***** ФРАГМЕНТЫ ЗАПИСЕЙ
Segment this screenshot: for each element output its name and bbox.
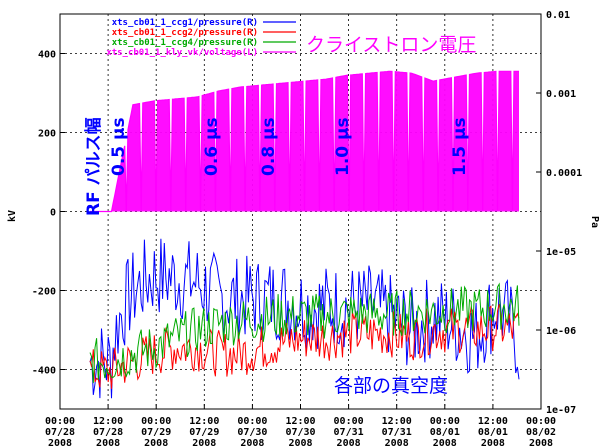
pulse-label-0-8us: 0.8 μs: [259, 117, 279, 176]
y-axis-right-label: Pa: [589, 216, 600, 228]
y-right-tick-label: 1e-06: [546, 326, 576, 337]
y-right-tick-label: 1e-05: [546, 247, 576, 258]
y-right-tick-label: 0.01: [546, 10, 570, 21]
x-tick-label: 12:00 07/31 2008: [382, 416, 412, 448]
x-tick-label: 00:00 07/28 2008: [45, 416, 75, 448]
series-line: [89, 238, 520, 399]
x-tick-label: 00:00 08/01 2008: [430, 416, 460, 448]
x-tick-label: 12:00 08/01 2008: [478, 416, 508, 448]
pulse-label-0-5us: 0.5 μs: [109, 117, 129, 176]
right-axis-ticks: 0.01 0.001 0.0001 1e-05 1e-06 1e-07: [536, 10, 582, 416]
series-line: [89, 282, 520, 384]
y-right-tick-label: 0.0001: [546, 168, 582, 179]
legend-entry-label: xts_cb01_1_kly_vk/voltage(L): [106, 48, 258, 58]
series-line: [89, 303, 520, 389]
y-left-tick-label: 400: [38, 50, 56, 61]
series-area: [90, 71, 519, 212]
x-tick-label: 00:00 07/30 2008: [237, 416, 267, 448]
x-tick-label: 00:00 07/29 2008: [141, 416, 171, 448]
x-tick-label: 00:00 08/02 2008: [526, 416, 556, 448]
pulse-label-0-6us: 0.6 μs: [202, 117, 222, 176]
y-left-tick-label: 0: [50, 208, 56, 219]
y-left-tick-label: -400: [32, 366, 56, 377]
rf-pulse-width-annotation: RF パルス幅: [83, 117, 104, 216]
vacuum-annotation: 各部の真空度: [334, 375, 448, 397]
klystron-voltage-annotation: クライストロン電圧: [306, 34, 476, 56]
series-line: [90, 70, 519, 213]
y-left-tick-label: -200: [32, 287, 56, 298]
legend-entry-label: xts_cb01_1_ccg1/pressure(R): [112, 18, 258, 28]
y-axis-left-label: kV: [7, 210, 18, 222]
x-tick-label: 12:00 07/28 2008: [93, 416, 123, 448]
pulse-label-1-5us: 1.5 μs: [450, 117, 470, 176]
y-right-tick-label: 1e-07: [546, 405, 576, 416]
x-axis-ticks: 00:00 07/28 2008 12:00 07/28 2008 00:00 07/29 20…: [45, 404, 556, 448]
x-tick-label: 00:00 07/31 2008: [334, 416, 364, 448]
x-tick-label: 12:00 07/29 2008: [189, 416, 219, 448]
x-tick-label: 12:00 07/30 2008: [285, 416, 315, 448]
legend-entry-label: xts_cb01_1_ccg4/pressure(R): [112, 38, 258, 48]
legend-entry-label: xts_cb01_1_ccg2/pressure(R): [112, 28, 258, 38]
y-left-tick-label: 200: [38, 129, 56, 140]
series-layer: [89, 70, 520, 399]
legend: xts_cb01_1_ccg1/pressure(R)xts_cb01_1_cc…: [106, 18, 296, 58]
left-axis-ticks: 400 200 0 -200 -400: [32, 50, 65, 377]
y-right-tick-label: 0.001: [546, 89, 576, 100]
pulse-label-1-0us: 1.0 μs: [333, 117, 353, 176]
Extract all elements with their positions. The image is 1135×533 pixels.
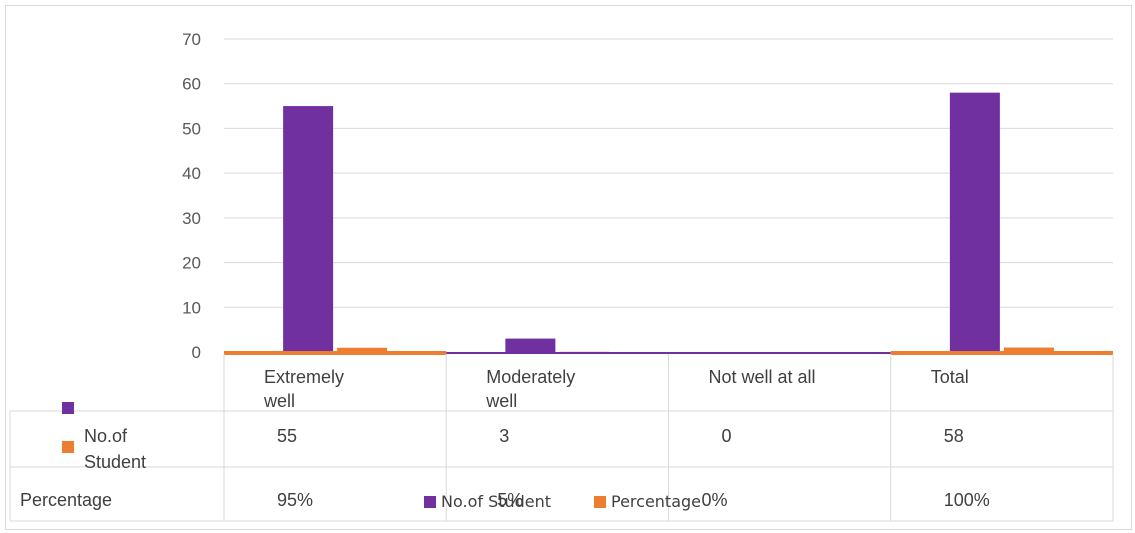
legend-key-no-of-student bbox=[62, 402, 74, 414]
bar-no-of-student bbox=[505, 338, 556, 352]
legend-swatch-percentage bbox=[594, 496, 606, 508]
table-row-header: No.of Student bbox=[84, 426, 146, 472]
bar-no-of-student bbox=[949, 92, 1000, 353]
table-row-header: Percentage bbox=[20, 490, 112, 510]
table-category-label: Total bbox=[931, 367, 969, 387]
y-tick-label: 10 bbox=[182, 298, 201, 317]
legend-key-percentage bbox=[62, 441, 74, 453]
table-value-no-of-student: 58 bbox=[944, 426, 964, 446]
y-tick-label: 70 bbox=[182, 30, 201, 49]
table-value-percentage: 0% bbox=[702, 490, 728, 510]
table-category-label: Not well at all bbox=[709, 367, 816, 387]
legend-label-percentage: Percentage bbox=[611, 492, 701, 511]
table-value-no-of-student: 55 bbox=[277, 426, 297, 446]
bar-no-of-student bbox=[283, 106, 334, 352]
table-category-label: Extremely well bbox=[263, 367, 344, 411]
table-value-percentage: 100% bbox=[944, 490, 990, 510]
table-value-no-of-student: 0 bbox=[722, 426, 732, 446]
legend-swatch-no-of-student bbox=[424, 496, 436, 508]
table-category-label: Moderately well bbox=[485, 367, 575, 411]
bar-percentage bbox=[337, 347, 388, 352]
table-value-no-of-student: 3 bbox=[499, 426, 509, 446]
y-tick-label: 60 bbox=[182, 75, 201, 94]
y-tick-label: 30 bbox=[182, 209, 201, 228]
bar-percentage bbox=[1003, 347, 1054, 352]
table-value-percentage: 95% bbox=[277, 490, 313, 510]
y-tick-label: 40 bbox=[182, 164, 201, 183]
chart-frame bbox=[5, 5, 1132, 530]
table-value-percentage: 5% bbox=[497, 490, 523, 510]
y-tick-label: 50 bbox=[182, 119, 201, 138]
y-tick-label: 0 bbox=[192, 343, 201, 362]
y-tick-label: 20 bbox=[182, 254, 201, 273]
legend-label-no-of-student: No.of Student bbox=[441, 492, 551, 511]
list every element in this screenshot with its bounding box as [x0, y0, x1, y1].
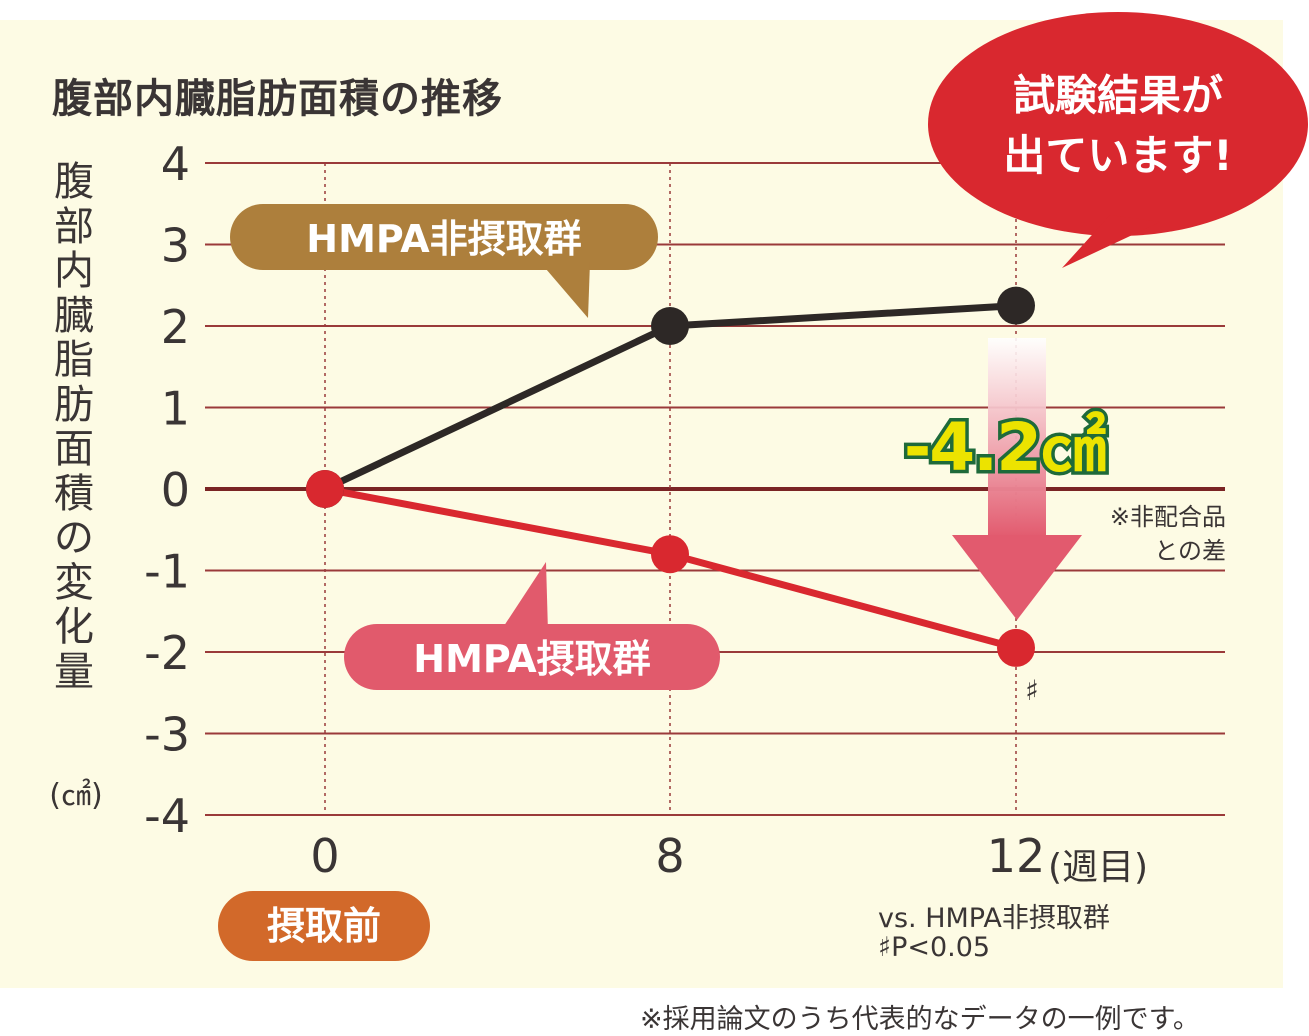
- y-tick-label: 2: [161, 300, 190, 354]
- y-tick-label: 4: [161, 137, 190, 191]
- difference-arrow: [952, 338, 1082, 620]
- stat-pvalue: ♯P<0.05: [878, 932, 991, 963]
- treatment-group-label: HMPA摂取群: [413, 637, 650, 681]
- stat-comparison: vs. HMPA非摂取群: [878, 903, 1110, 934]
- y-axis-label-char: 積: [54, 470, 94, 517]
- x-tick-label: 0: [310, 829, 339, 883]
- x-tick-label: 8: [655, 829, 684, 883]
- y-axis-label-char: 化: [54, 604, 94, 650]
- y-axis-label-char: 脂: [54, 337, 94, 383]
- y-axis-label-char: 内: [54, 248, 94, 294]
- y-axis-label-char: 変: [54, 559, 94, 606]
- control-group-badge: HMPA非摂取群: [230, 204, 658, 318]
- y-tick-label: 3: [161, 219, 190, 273]
- y-axis-label-char: の: [54, 515, 94, 561]
- y-axis-label-char: 面: [54, 426, 94, 472]
- result-callout: 試験結果が 出ています!: [928, 12, 1308, 268]
- difference-value: -4.2㎠: [904, 409, 1106, 486]
- data-point: [997, 286, 1035, 325]
- pre-intake-badge: 摂取前: [218, 891, 430, 961]
- y-axis-label-char: 臓: [54, 292, 94, 339]
- chart-title: 腹部内臓脂肪面積の推移: [52, 76, 503, 122]
- callout-line2: 出ています!: [1003, 131, 1232, 180]
- difference-note-line2: との差: [1154, 537, 1226, 565]
- y-axis-label: 腹部内臓脂肪面積の変化量: [34, 160, 114, 694]
- y-tick-label: 1: [161, 382, 190, 436]
- footnote: ※採用論文のうち代表的なデータの一例です。: [640, 1004, 1200, 1035]
- y-axis-label-char: 肪: [54, 381, 94, 428]
- y-axis-label-char: 部: [54, 203, 94, 250]
- data-point: [997, 628, 1035, 667]
- y-axis-unit: (㎠): [49, 778, 103, 813]
- difference-note: ※非配合品 との差: [1070, 500, 1226, 568]
- control-group-label: HMPA非摂取群: [306, 217, 581, 261]
- data-point: [651, 307, 689, 345]
- y-axis-label-char: 量: [54, 648, 94, 695]
- y-axis-label-char: 腹: [54, 159, 94, 205]
- y-tick-label: -3: [144, 708, 190, 762]
- y-tick-label: -1: [144, 545, 190, 599]
- y-tick-label: 0: [161, 463, 190, 517]
- x-axis-unit: (週目): [1048, 847, 1149, 888]
- treatment-group-badge: HMPA摂取群: [344, 562, 720, 690]
- data-point: [651, 535, 689, 574]
- data-point: [306, 470, 344, 508]
- callout-line1: 試験結果が: [1013, 71, 1223, 120]
- significance-mark: ♯: [1025, 674, 1039, 707]
- y-tick-label: -2: [144, 626, 190, 680]
- difference-note-line1: ※非配合品: [1109, 503, 1226, 531]
- y-tick-label: -4: [144, 789, 190, 843]
- x-tick-label: 12: [987, 829, 1046, 883]
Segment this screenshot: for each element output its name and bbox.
**********
● ЗАДАНИЕ:
Выпишите из записей все строки, в которых есть слово «well». Регистр букв учитывается.

● РЕШЕНИЕ:
table-category-label: Not well at all bbox=[709, 367, 816, 387]
table-category-label: Extremely well bbox=[263, 367, 344, 411]
table-category-label: Moderately well bbox=[485, 367, 575, 411]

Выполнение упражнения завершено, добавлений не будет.